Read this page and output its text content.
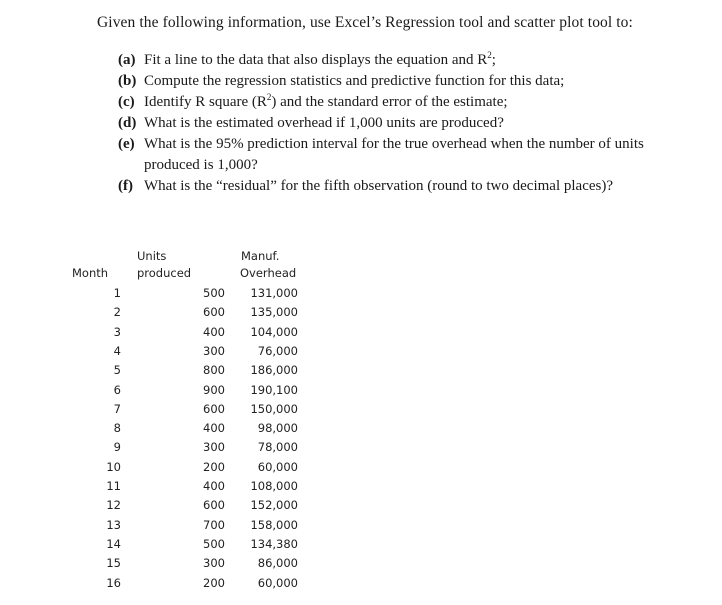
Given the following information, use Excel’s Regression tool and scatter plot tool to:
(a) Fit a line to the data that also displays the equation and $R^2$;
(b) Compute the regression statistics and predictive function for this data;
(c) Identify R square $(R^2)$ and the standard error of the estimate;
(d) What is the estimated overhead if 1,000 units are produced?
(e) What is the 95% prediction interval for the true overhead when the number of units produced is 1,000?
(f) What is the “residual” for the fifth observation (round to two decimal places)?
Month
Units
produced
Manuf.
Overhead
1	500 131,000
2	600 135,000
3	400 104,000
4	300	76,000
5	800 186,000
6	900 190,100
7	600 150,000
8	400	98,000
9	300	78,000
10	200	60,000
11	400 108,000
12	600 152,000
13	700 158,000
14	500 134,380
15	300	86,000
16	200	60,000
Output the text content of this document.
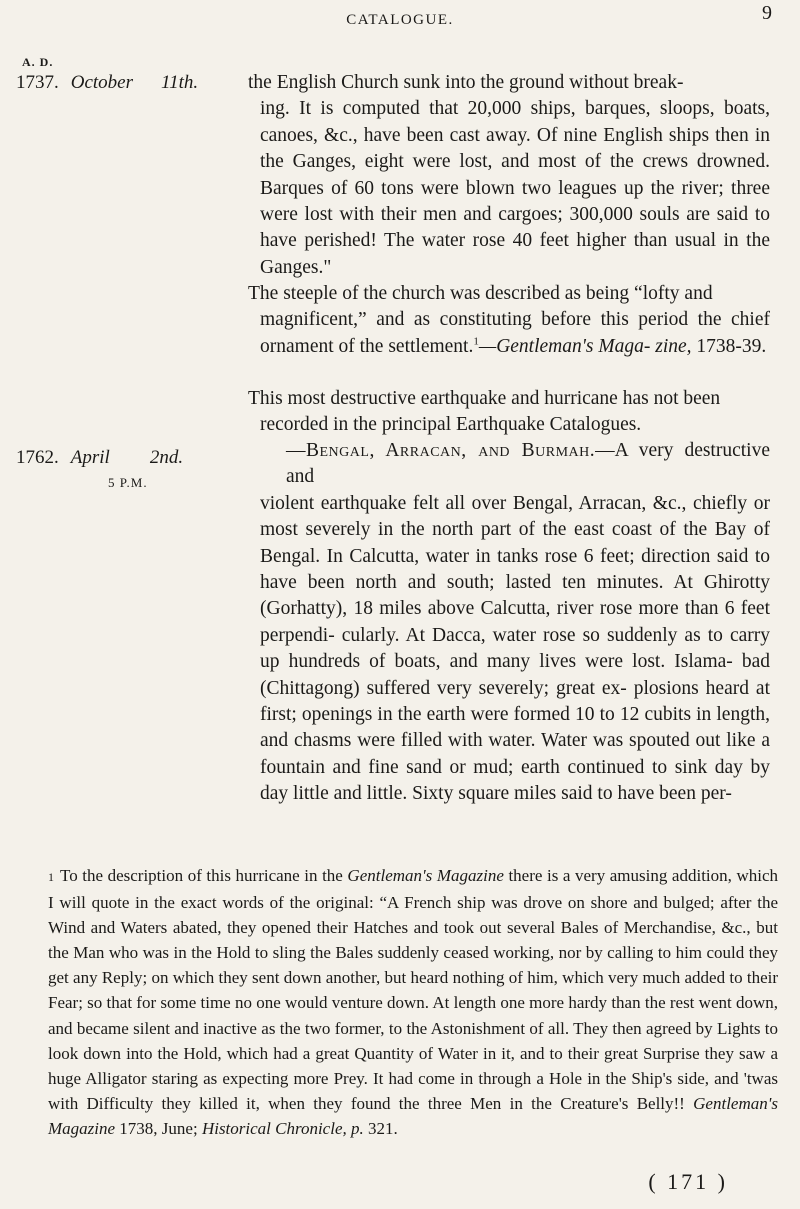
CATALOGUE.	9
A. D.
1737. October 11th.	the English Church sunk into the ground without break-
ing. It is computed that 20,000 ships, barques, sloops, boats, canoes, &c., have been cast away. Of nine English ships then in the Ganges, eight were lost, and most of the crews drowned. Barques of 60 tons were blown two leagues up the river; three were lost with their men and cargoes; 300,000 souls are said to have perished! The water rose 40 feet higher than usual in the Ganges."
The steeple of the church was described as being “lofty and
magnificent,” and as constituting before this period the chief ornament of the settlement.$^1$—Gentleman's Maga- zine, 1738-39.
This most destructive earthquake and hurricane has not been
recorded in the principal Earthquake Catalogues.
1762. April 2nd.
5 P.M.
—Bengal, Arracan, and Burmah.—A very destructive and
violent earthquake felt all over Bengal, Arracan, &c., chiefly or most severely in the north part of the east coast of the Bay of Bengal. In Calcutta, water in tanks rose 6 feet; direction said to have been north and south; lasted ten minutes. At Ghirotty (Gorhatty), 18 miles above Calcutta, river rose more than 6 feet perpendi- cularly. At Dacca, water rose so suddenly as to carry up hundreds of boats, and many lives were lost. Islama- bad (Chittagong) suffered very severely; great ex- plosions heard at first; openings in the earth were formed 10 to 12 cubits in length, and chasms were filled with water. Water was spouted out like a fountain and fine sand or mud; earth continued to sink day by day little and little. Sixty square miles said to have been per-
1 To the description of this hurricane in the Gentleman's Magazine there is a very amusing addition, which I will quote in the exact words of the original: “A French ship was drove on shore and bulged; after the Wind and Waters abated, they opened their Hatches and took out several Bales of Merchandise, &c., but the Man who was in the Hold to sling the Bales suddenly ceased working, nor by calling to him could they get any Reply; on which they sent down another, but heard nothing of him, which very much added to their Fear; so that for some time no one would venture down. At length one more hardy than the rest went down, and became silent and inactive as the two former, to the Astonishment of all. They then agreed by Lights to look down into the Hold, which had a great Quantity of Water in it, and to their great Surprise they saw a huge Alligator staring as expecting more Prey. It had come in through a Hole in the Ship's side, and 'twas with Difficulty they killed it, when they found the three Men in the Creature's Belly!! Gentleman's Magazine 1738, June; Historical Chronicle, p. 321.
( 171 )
□ □ □
**INSTRUCTIONS FOR THE TASK:**
Print the whole listing above once more, word for word, without its pictures.

**OUTPUT OF THE EXERCISE:**
Read this page and output its text content.
Given the following information, use Excel’s Regression tool and scatter plot tool to:
(a) Fit a line to the data that also displays the equation and $R^2$;
(b) Compute the regression statistics and predictive function for this data;
(c) Identify R square $(R^2)$ and the standard error of the estimate;
(d) What is the estimated overhead if 1,000 units are produced?
(e) What is the 95% prediction interval for the true overhead when the number of units produced is 1,000?
(f) What is the “residual” for the fifth observation (round to two decimal places)?
Month
Units
produced
Manuf.
Overhead
1	500 131,000
2	600 135,000
3	400 104,000
4	300	76,000
5	800 186,000
6	900 190,100
7	600 150,000
8	400	98,000
9	300	78,000
10	200	60,000
11	400 108,000
12	600 152,000
13	700 158,000
14	500 134,380
15	300	86,000
16	200	60,000
Output the text content of this document.
CATALOGUE.	9
A. D.
1737. October 11th.	the English Church sunk into the ground without break-
ing. It is computed that 20,000 ships, barques, sloops, boats, canoes, &c., have been cast away. Of nine English ships then in the Ganges, eight were lost, and most of the crews drowned. Barques of 60 tons were blown two leagues up the river; three were lost with their men and cargoes; 300,000 souls are said to have perished! The water rose 40 feet higher than usual in the Ganges."
The steeple of the church was described as being “lofty and
magnificent,” and as constituting before this period the chief ornament of the settlement.$^1$—Gentleman's Maga- zine, 1738-39.
This most destructive earthquake and hurricane has not been
recorded in the principal Earthquake Catalogues.
1762. April 2nd.
5 P.M.
—Bengal, Arracan, and Burmah.—A very destructive and
violent earthquake felt all over Bengal, Arracan, &c., chiefly or most severely in the north part of the east coast of the Bay of Bengal. In Calcutta, water in tanks rose 6 feet; direction said to have been north and south; lasted ten minutes. At Ghirotty (Gorhatty), 18 miles above Calcutta, river rose more than 6 feet perpendi- cularly. At Dacca, water rose so suddenly as to carry up hundreds of boats, and many lives were lost. Islama- bad (Chittagong) suffered very severely; great ex- plosions heard at first; openings in the earth were formed 10 to 12 cubits in length, and chasms were filled with water. Water was spouted out like a fountain and fine sand or mud; earth continued to sink day by day little and little. Sixty square miles said to have been per-
1 To the description of this hurricane in the Gentleman's Magazine there is a very amusing addition, which I will quote in the exact words of the original: “A French ship was drove on shore and bulged; after the Wind and Waters abated, they opened their Hatches and took out several Bales of Merchandise, &c., but the Man who was in the Hold to sling the Bales suddenly ceased working, nor by calling to him could they get any Reply; on which they sent down another, but heard nothing of him, which very much added to their Fear; so that for some time no one would venture down. At length one more hardy than the rest went down, and became silent and inactive as the two former, to the Astonishment of all. They then agreed by Lights to look down into the Hold, which had a great Quantity of Water in it, and to their great Surprise they saw a huge Alligator staring as expecting more Prey. It had come in through a Hole in the Ship's side, and 'twas with Difficulty they killed it, when they found the three Men in the Creature's Belly!! Gentleman's Magazine 1738, June; Historical Chronicle, p. 321.
( 171 )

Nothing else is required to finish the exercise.